Stored data entries:
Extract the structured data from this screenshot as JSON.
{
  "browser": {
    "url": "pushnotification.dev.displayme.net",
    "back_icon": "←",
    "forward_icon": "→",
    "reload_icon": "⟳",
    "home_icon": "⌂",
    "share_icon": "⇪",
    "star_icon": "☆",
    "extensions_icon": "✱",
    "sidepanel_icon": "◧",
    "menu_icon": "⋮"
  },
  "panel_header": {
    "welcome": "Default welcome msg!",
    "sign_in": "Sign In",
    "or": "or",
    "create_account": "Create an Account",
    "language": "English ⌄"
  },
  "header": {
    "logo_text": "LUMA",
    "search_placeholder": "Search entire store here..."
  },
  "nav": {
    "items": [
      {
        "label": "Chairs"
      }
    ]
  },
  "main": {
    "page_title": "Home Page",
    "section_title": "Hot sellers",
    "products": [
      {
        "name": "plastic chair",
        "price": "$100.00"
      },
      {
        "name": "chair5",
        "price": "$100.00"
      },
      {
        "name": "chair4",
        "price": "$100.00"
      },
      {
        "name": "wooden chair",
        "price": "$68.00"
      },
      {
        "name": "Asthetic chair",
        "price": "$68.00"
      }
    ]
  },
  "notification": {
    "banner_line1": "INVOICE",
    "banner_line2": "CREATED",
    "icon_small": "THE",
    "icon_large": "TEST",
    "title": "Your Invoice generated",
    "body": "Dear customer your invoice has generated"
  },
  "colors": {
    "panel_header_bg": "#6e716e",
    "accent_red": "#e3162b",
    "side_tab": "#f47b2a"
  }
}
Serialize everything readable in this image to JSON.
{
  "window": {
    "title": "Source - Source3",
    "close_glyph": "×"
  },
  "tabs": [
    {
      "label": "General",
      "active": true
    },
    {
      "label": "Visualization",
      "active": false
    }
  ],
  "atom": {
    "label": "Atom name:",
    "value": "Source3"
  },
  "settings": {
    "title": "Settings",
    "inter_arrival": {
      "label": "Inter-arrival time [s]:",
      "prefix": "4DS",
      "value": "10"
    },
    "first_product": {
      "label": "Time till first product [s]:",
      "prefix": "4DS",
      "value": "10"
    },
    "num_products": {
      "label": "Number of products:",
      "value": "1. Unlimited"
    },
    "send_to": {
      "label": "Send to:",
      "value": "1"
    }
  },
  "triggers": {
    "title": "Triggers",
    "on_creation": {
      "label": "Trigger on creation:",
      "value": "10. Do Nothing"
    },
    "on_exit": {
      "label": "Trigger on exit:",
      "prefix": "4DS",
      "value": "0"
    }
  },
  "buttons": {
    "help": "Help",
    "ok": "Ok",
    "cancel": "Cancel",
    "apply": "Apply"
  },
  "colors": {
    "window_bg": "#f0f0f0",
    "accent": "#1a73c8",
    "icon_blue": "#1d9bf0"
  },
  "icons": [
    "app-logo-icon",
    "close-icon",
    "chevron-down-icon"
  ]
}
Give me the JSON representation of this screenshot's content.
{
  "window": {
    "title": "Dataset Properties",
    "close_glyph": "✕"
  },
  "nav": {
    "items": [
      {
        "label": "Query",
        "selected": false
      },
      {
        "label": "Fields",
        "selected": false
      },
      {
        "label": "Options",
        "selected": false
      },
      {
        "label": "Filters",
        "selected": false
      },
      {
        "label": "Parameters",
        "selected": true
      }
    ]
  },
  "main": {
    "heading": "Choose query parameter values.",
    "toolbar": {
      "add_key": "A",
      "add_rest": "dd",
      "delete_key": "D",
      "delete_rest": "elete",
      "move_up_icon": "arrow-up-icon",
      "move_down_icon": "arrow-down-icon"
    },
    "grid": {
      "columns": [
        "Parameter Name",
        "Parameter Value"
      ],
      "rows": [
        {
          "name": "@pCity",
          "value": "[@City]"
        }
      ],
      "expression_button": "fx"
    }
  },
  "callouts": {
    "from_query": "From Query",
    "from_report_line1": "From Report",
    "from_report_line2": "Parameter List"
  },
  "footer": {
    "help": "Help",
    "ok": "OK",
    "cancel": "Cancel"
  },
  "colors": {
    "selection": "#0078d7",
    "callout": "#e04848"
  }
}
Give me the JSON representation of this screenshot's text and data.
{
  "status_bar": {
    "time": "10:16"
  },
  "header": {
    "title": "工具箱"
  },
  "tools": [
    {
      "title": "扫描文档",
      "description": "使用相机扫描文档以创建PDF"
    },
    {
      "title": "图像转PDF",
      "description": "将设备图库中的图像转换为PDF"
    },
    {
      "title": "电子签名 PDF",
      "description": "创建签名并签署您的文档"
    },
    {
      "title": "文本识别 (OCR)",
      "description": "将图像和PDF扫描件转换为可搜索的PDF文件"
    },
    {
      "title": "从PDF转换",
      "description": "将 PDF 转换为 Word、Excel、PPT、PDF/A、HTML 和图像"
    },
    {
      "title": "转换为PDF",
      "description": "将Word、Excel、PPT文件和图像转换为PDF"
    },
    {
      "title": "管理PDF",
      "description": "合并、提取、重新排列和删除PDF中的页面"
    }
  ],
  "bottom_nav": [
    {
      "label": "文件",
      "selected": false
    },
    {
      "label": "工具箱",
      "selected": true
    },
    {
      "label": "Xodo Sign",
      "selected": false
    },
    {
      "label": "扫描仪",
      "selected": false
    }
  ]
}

§ **INSTRUCTION**: Copy all the records above exactly, missing none.

§ **WORKED ANSWER**:
Extract the structured data from this screenshot as JSON.
{
  "browser": {
    "url": "pushnotification.dev.displayme.net",
    "back_icon": "←",
    "forward_icon": "→",
    "reload_icon": "⟳",
    "home_icon": "⌂",
    "share_icon": "⇪",
    "star_icon": "☆",
    "extensions_icon": "✱",
    "sidepanel_icon": "◧",
    "menu_icon": "⋮"
  },
  "panel_header": {
    "welcome": "Default welcome msg!",
    "sign_in": "Sign In",
    "or": "or",
    "create_account": "Create an Account",
    "language": "English ⌄"
  },
  "header": {
    "logo_text": "LUMA",
    "search_placeholder": "Search entire store here..."
  },
  "nav": {
    "items": [
      {
        "label": "Chairs"
      }
    ]
  },
  "main": {
    "page_title": "Home Page",
    "section_title": "Hot sellers",
    "products": [
      {
        "name": "plastic chair",
        "price": "$100.00"
      },
      {
        "name": "chair5",
        "price": "$100.00"
      },
      {
        "name": "chair4",
        "price": "$100.00"
      },
      {
        "name": "wooden chair",
        "price": "$68.00"
      },
      {
        "name": "Asthetic chair",
        "price": "$68.00"
      }
    ]
  },
  "notification": {
    "banner_line1": "INVOICE",
    "banner_line2": "CREATED",
    "icon_small": "THE",
    "icon_large": "TEST",
    "title": "Your Invoice generated",
    "body": "Dear customer your invoice has generated"
  },
  "colors": {
    "panel_header_bg": "#6e716e",
    "accent_red": "#e3162b",
    "side_tab": "#f47b2a"
  }
}
Serialize everything readable in this image to JSON.
{
  "window": {
    "title": "Source - Source3",
    "close_glyph": "×"
  },
  "tabs": [
    {
      "label": "General",
      "active": true
    },
    {
      "label": "Visualization",
      "active": false
    }
  ],
  "atom": {
    "label": "Atom name:",
    "value": "Source3"
  },
  "settings": {
    "title": "Settings",
    "inter_arrival": {
      "label": "Inter-arrival time [s]:",
      "prefix": "4DS",
      "value": "10"
    },
    "first_product": {
      "label": "Time till first product [s]:",
      "prefix": "4DS",
      "value": "10"
    },
    "num_products": {
      "label": "Number of products:",
      "value": "1. Unlimited"
    },
    "send_to": {
      "label": "Send to:",
      "value": "1"
    }
  },
  "triggers": {
    "title": "Triggers",
    "on_creation": {
      "label": "Trigger on creation:",
      "value": "10. Do Nothing"
    },
    "on_exit": {
      "label": "Trigger on exit:",
      "prefix": "4DS",
      "value": "0"
    }
  },
  "buttons": {
    "help": "Help",
    "ok": "Ok",
    "cancel": "Cancel",
    "apply": "Apply"
  },
  "colors": {
    "window_bg": "#f0f0f0",
    "accent": "#1a73c8",
    "icon_blue": "#1d9bf0"
  },
  "icons": [
    "app-logo-icon",
    "close-icon",
    "chevron-down-icon"
  ]
}
Give me the JSON representation of this screenshot's content.
{
  "window": {
    "title": "Dataset Properties",
    "close_glyph": "✕"
  },
  "nav": {
    "items": [
      {
        "label": "Query",
        "selected": false
      },
      {
        "label": "Fields",
        "selected": false
      },
      {
        "label": "Options",
        "selected": false
      },
      {
        "label": "Filters",
        "selected": false
      },
      {
        "label": "Parameters",
        "selected": true
      }
    ]
  },
  "main": {
    "heading": "Choose query parameter values.",
    "toolbar": {
      "add_key": "A",
      "add_rest": "dd",
      "delete_key": "D",
      "delete_rest": "elete",
      "move_up_icon": "arrow-up-icon",
      "move_down_icon": "arrow-down-icon"
    },
    "grid": {
      "columns": [
        "Parameter Name",
        "Parameter Value"
      ],
      "rows": [
        {
          "name": "@pCity",
          "value": "[@City]"
        }
      ],
      "expression_button": "fx"
    }
  },
  "callouts": {
    "from_query": "From Query",
    "from_report_line1": "From Report",
    "from_report_line2": "Parameter List"
  },
  "footer": {
    "help": "Help",
    "ok": "OK",
    "cancel": "Cancel"
  },
  "colors": {
    "selection": "#0078d7",
    "callout": "#e04848"
  }
}
Give me the JSON representation of this screenshot's text and data.
{
  "status_bar": {
    "time": "10:16"
  },
  "header": {
    "title": "工具箱"
  },
  "tools": [
    {
      "title": "扫描文档",
      "description": "使用相机扫描文档以创建PDF"
    },
    {
      "title": "图像转PDF",
      "description": "将设备图库中的图像转换为PDF"
    },
    {
      "title": "电子签名 PDF",
      "description": "创建签名并签署您的文档"
    },
    {
      "title": "文本识别 (OCR)",
      "description": "将图像和PDF扫描件转换为可搜索的PDF文件"
    },
    {
      "title": "从PDF转换",
      "description": "将 PDF 转换为 Word、Excel、PPT、PDF/A、HTML 和图像"
    },
    {
      "title": "转换为PDF",
      "description": "将Word、Excel、PPT文件和图像转换为PDF"
    },
    {
      "title": "管理PDF",
      "description": "合并、提取、重新排列和删除PDF中的页面"
    }
  ],
  "bottom_nav": [
    {
      "label": "文件",
      "selected": false
    },
    {
      "label": "工具箱",
      "selected": true
    },
    {
      "label": "Xodo Sign",
      "selected": false
    },
    {
      "label": "扫描仪",
      "selected": false
    }
  ]
}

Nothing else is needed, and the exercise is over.